Extracted data entries:
◆ ◆ ◆ ◆ ◆

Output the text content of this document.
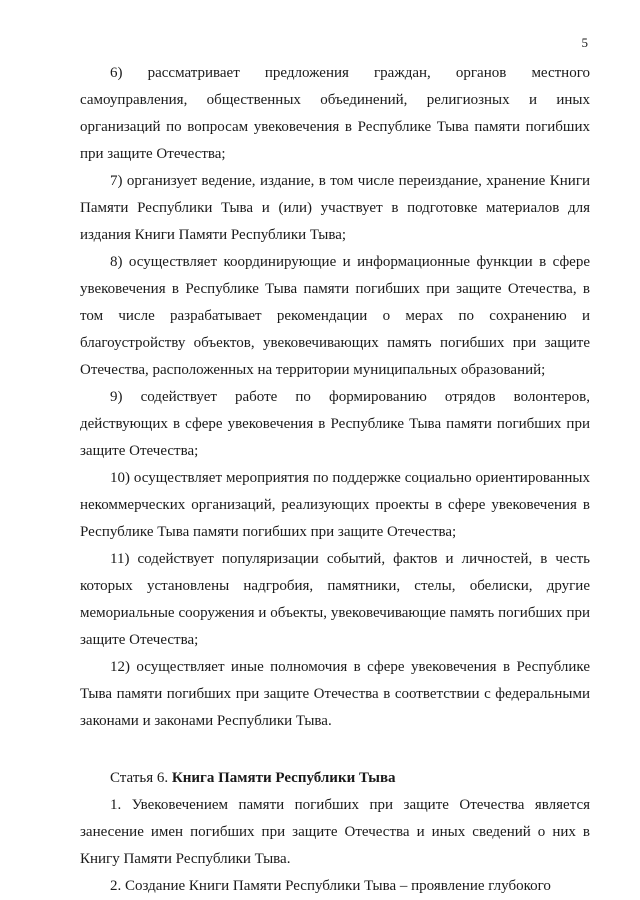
5

6) рассматривает предложения граждан, органов местного самоуправления, общественных объединений, религиозных и иных организаций по вопросам увековечения в Республике Тыва памяти погибших при защите Отечества;

7) организует ведение, издание, в том числе переиздание, хранение Книги Памяти Республики Тыва и (или) участвует в подготовке материалов для издания Книги Памяти Республики Тыва;

8) осуществляет координирующие и информационные функции в сфере увековечения в Республике Тыва памяти погибших при защите Отечества, в том числе разрабатывает рекомендации о мерах по сохранению и благоустройству объектов, увековечивающих память погибших при защите Отечества, расположенных на территории муниципальных образований;

9) содействует работе по формированию отрядов волонтеров, действующих в сфере увековечения в Республике Тыва памяти погибших при защите Отечества;

10) осуществляет мероприятия по поддержке социально ориентированных некоммерческих организаций, реализующих проекты в сфере увековечения в Республике Тыва памяти погибших при защите Отечества;

11) содействует популяризации событий, фактов и личностей, в честь которых установлены надгробия, памятники, стелы, обелиски, другие мемориальные сооружения и объекты, увековечивающие память погибших при защите Отечества;

12) осуществляет иные полномочия в сфере увековечения в Республике Тыва памяти погибших при защите Отечества в соответствии с федеральными законами и законами Республики Тыва.

Статья 6. Книга Памяти Республики Тыва

1. Увековечением памяти погибших при защите Отечества является занесение имен погибших при защите Отечества и иных сведений о них в Книгу Памяти Республики Тыва.

2. Создание Книги Памяти Республики Тыва – проявление глубокого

◆ ◆ ◆ ◆ ◆

Copy out all the data exactly; skip the pictures.

Output the text content of this document.
5

6) рассматривает предложения граждан, органов местного самоуправления, общественных объединений, религиозных и иных организаций по вопросам увековечения в Республике Тыва памяти погибших при защите Отечества;

7) организует ведение, издание, в том числе переиздание, хранение Книги Памяти Республики Тыва и (или) участвует в подготовке материалов для издания Книги Памяти Республики Тыва;

8) осуществляет координирующие и информационные функции в сфере увековечения в Республике Тыва памяти погибших при защите Отечества, в том числе разрабатывает рекомендации о мерах по сохранению и благоустройству объектов, увековечивающих память погибших при защите Отечества, расположенных на территории муниципальных образований;

9) содействует работе по формированию отрядов волонтеров, действующих в сфере увековечения в Республике Тыва памяти погибших при защите Отечества;

10) осуществляет мероприятия по поддержке социально ориентированных некоммерческих организаций, реализующих проекты в сфере увековечения в Республике Тыва памяти погибших при защите Отечества;

11) содействует популяризации событий, фактов и личностей, в честь которых установлены надгробия, памятники, стелы, обелиски, другие мемориальные сооружения и объекты, увековечивающие память погибших при защите Отечества;

12) осуществляет иные полномочия в сфере увековечения в Республике Тыва памяти погибших при защите Отечества в соответствии с федеральными законами и законами Республики Тыва.

Статья 6. Книга Памяти Республики Тыва

1. Увековечением памяти погибших при защите Отечества является занесение имен погибших при защите Отечества и иных сведений о них в Книгу Памяти Республики Тыва.

2. Создание Книги Памяти Республики Тыва – проявление глубокого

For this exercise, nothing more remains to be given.